● **Exercise instructions**: Every entry should be repeated exactly. Omit the pictures.

## Begin Supplied material

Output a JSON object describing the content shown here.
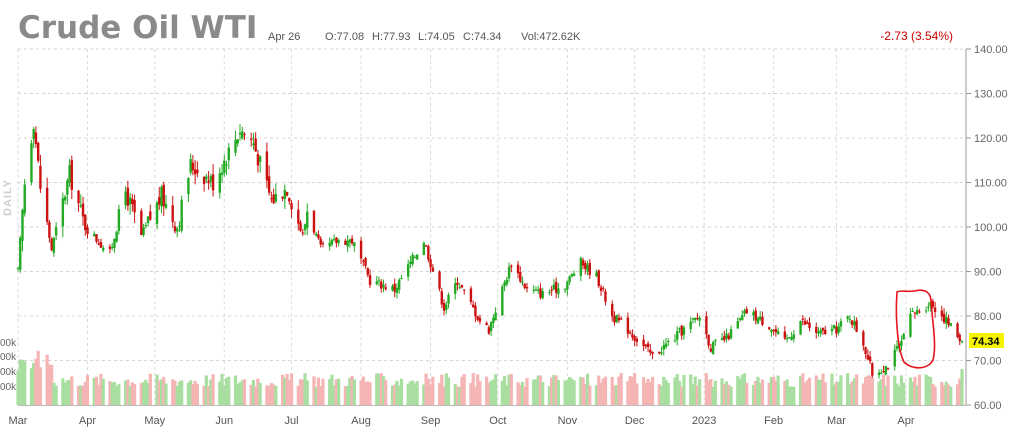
{
  "header": {
    "title": "Crude Oil WTI",
    "date": "Apr 26",
    "open": "O:77.08",
    "high": "H:77.93",
    "low": "L:74.05",
    "close": "C:74.34",
    "volume": "Vol:472.62K",
    "change": "-2.73 (3.54%)",
    "period": "DAILY",
    "last_price": "74.34"
  },
  "colors": {
    "up": "#22aa22",
    "down": "#cc1111",
    "volume_up": "#a8dfa0",
    "volume_down": "#f5b5b5",
    "annotation": "#e8141e",
    "price_tag": "#f5f500"
  },
  "volume_axis_labels": [
    "00k",
    "00k",
    "00k",
    "00k"
  ],
  "chart_data": {
    "type": "candlestick",
    "title": "Crude Oil WTI",
    "ylim": [
      60,
      140
    ],
    "yticks": [
      "140.00",
      "130.00",
      "120.00",
      "110.00",
      "100.00",
      "90.00",
      "80.00",
      "70.00",
      "60.00"
    ],
    "ytick_values": [
      140,
      130,
      120,
      110,
      100,
      90,
      80,
      70,
      60
    ],
    "xticks": [
      "Mar",
      "Apr",
      "May",
      "Jun",
      "Jul",
      "Aug",
      "Sep",
      "Oct",
      "Nov",
      "Dec",
      "2023",
      "Feb",
      "Mar",
      "Apr"
    ],
    "xtick_dates": [
      "2022-03-01",
      "2022-04-01",
      "2022-05-01",
      "2022-06-01",
      "2022-07-01",
      "2022-08-01",
      "2022-09-01",
      "2022-10-01",
      "2022-11-01",
      "2022-12-01",
      "2023-01-01",
      "2023-02-01",
      "2023-03-01",
      "2023-04-01"
    ],
    "date_range": [
      "2022-03-01",
      "2023-04-26"
    ],
    "grid": true,
    "close_path": [
      [
        "2022-03-01",
        90
      ],
      [
        "2022-03-04",
        110
      ],
      [
        "2022-03-08",
        124
      ],
      [
        "2022-03-11",
        109
      ],
      [
        "2022-03-16",
        95
      ],
      [
        "2022-03-24",
        112
      ],
      [
        "2022-03-31",
        100
      ],
      [
        "2022-04-11",
        94
      ],
      [
        "2022-04-18",
        108
      ],
      [
        "2022-04-25",
        98
      ],
      [
        "2022-05-04",
        107
      ],
      [
        "2022-05-11",
        100
      ],
      [
        "2022-05-17",
        114
      ],
      [
        "2022-05-27",
        110
      ],
      [
        "2022-06-08",
        122
      ],
      [
        "2022-06-14",
        119
      ],
      [
        "2022-06-22",
        106
      ],
      [
        "2022-06-29",
        109
      ],
      [
        "2022-07-06",
        98
      ],
      [
        "2022-07-08",
        104
      ],
      [
        "2022-07-14",
        95
      ],
      [
        "2022-07-22",
        97
      ],
      [
        "2022-07-28",
        97
      ],
      [
        "2022-08-05",
        88
      ],
      [
        "2022-08-16",
        86
      ],
      [
        "2022-08-29",
        97
      ],
      [
        "2022-09-07",
        82
      ],
      [
        "2022-09-13",
        88
      ],
      [
        "2022-09-23",
        79
      ],
      [
        "2022-09-27",
        77
      ],
      [
        "2022-10-07",
        92
      ],
      [
        "2022-10-14",
        86
      ],
      [
        "2022-10-21",
        85
      ],
      [
        "2022-10-31",
        87
      ],
      [
        "2022-11-07",
        92
      ],
      [
        "2022-11-14",
        89
      ],
      [
        "2022-11-21",
        80
      ],
      [
        "2022-11-28",
        77
      ],
      [
        "2022-12-09",
        71
      ],
      [
        "2022-12-16",
        74
      ],
      [
        "2022-12-30",
        80
      ],
      [
        "2023-01-04",
        73
      ],
      [
        "2023-01-11",
        75
      ],
      [
        "2023-01-20",
        81
      ],
      [
        "2023-01-30",
        78
      ],
      [
        "2023-02-06",
        74
      ],
      [
        "2023-02-13",
        79
      ],
      [
        "2023-02-21",
        76
      ],
      [
        "2023-03-01",
        77
      ],
      [
        "2023-03-07",
        80
      ],
      [
        "2023-03-13",
        74
      ],
      [
        "2023-03-17",
        67
      ],
      [
        "2023-03-24",
        69
      ],
      [
        "2023-03-31",
        75
      ],
      [
        "2023-04-03",
        80
      ],
      [
        "2023-04-12",
        83
      ],
      [
        "2023-04-19",
        79
      ],
      [
        "2023-04-26",
        74.34
      ]
    ]
  }
}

## End Supplied material

● **Exercise answer**:
Output a JSON object describing the content shown here.
{
  "header": {
    "title": "Crude Oil WTI",
    "date": "Apr 26",
    "open": "O:77.08",
    "high": "H:77.93",
    "low": "L:74.05",
    "close": "C:74.34",
    "volume": "Vol:472.62K",
    "change": "-2.73 (3.54%)",
    "period": "DAILY",
    "last_price": "74.34"
  },
  "colors": {
    "up": "#22aa22",
    "down": "#cc1111",
    "volume_up": "#a8dfa0",
    "volume_down": "#f5b5b5",
    "annotation": "#e8141e",
    "price_tag": "#f5f500"
  },
  "volume_axis_labels": [
    "00k",
    "00k",
    "00k",
    "00k"
  ],
  "chart_data": {
    "type": "candlestick",
    "title": "Crude Oil WTI",
    "ylim": [
      60,
      140
    ],
    "yticks": [
      "140.00",
      "130.00",
      "120.00",
      "110.00",
      "100.00",
      "90.00",
      "80.00",
      "70.00",
      "60.00"
    ],
    "ytick_values": [
      140,
      130,
      120,
      110,
      100,
      90,
      80,
      70,
      60
    ],
    "xticks": [
      "Mar",
      "Apr",
      "May",
      "Jun",
      "Jul",
      "Aug",
      "Sep",
      "Oct",
      "Nov",
      "Dec",
      "2023",
      "Feb",
      "Mar",
      "Apr"
    ],
    "xtick_dates": [
      "2022-03-01",
      "2022-04-01",
      "2022-05-01",
      "2022-06-01",
      "2022-07-01",
      "2022-08-01",
      "2022-09-01",
      "2022-10-01",
      "2022-11-01",
      "2022-12-01",
      "2023-01-01",
      "2023-02-01",
      "2023-03-01",
      "2023-04-01"
    ],
    "date_range": [
      "2022-03-01",
      "2023-04-26"
    ],
    "grid": true,
    "close_path": [
      [
        "2022-03-01",
        90
      ],
      [
        "2022-03-04",
        110
      ],
      [
        "2022-03-08",
        124
      ],
      [
        "2022-03-11",
        109
      ],
      [
        "2022-03-16",
        95
      ],
      [
        "2022-03-24",
        112
      ],
      [
        "2022-03-31",
        100
      ],
      [
        "2022-04-11",
        94
      ],
      [
        "2022-04-18",
        108
      ],
      [
        "2022-04-25",
        98
      ],
      [
        "2022-05-04",
        107
      ],
      [
        "2022-05-11",
        100
      ],
      [
        "2022-05-17",
        114
      ],
      [
        "2022-05-27",
        110
      ],
      [
        "2022-06-08",
        122
      ],
      [
        "2022-06-14",
        119
      ],
      [
        "2022-06-22",
        106
      ],
      [
        "2022-06-29",
        109
      ],
      [
        "2022-07-06",
        98
      ],
      [
        "2022-07-08",
        104
      ],
      [
        "2022-07-14",
        95
      ],
      [
        "2022-07-22",
        97
      ],
      [
        "2022-07-28",
        97
      ],
      [
        "2022-08-05",
        88
      ],
      [
        "2022-08-16",
        86
      ],
      [
        "2022-08-29",
        97
      ],
      [
        "2022-09-07",
        82
      ],
      [
        "2022-09-13",
        88
      ],
      [
        "2022-09-23",
        79
      ],
      [
        "2022-09-27",
        77
      ],
      [
        "2022-10-07",
        92
      ],
      [
        "2022-10-14",
        86
      ],
      [
        "2022-10-21",
        85
      ],
      [
        "2022-10-31",
        87
      ],
      [
        "2022-11-07",
        92
      ],
      [
        "2022-11-14",
        89
      ],
      [
        "2022-11-21",
        80
      ],
      [
        "2022-11-28",
        77
      ],
      [
        "2022-12-09",
        71
      ],
      [
        "2022-12-16",
        74
      ],
      [
        "2022-12-30",
        80
      ],
      [
        "2023-01-04",
        73
      ],
      [
        "2023-01-11",
        75
      ],
      [
        "2023-01-20",
        81
      ],
      [
        "2023-01-30",
        78
      ],
      [
        "2023-02-06",
        74
      ],
      [
        "2023-02-13",
        79
      ],
      [
        "2023-02-21",
        76
      ],
      [
        "2023-03-01",
        77
      ],
      [
        "2023-03-07",
        80
      ],
      [
        "2023-03-13",
        74
      ],
      [
        "2023-03-17",
        67
      ],
      [
        "2023-03-24",
        69
      ],
      [
        "2023-03-31",
        75
      ],
      [
        "2023-04-03",
        80
      ],
      [
        "2023-04-12",
        83
      ],
      [
        "2023-04-19",
        79
      ],
      [
        "2023-04-26",
        74.34
      ]
    ]
  }
}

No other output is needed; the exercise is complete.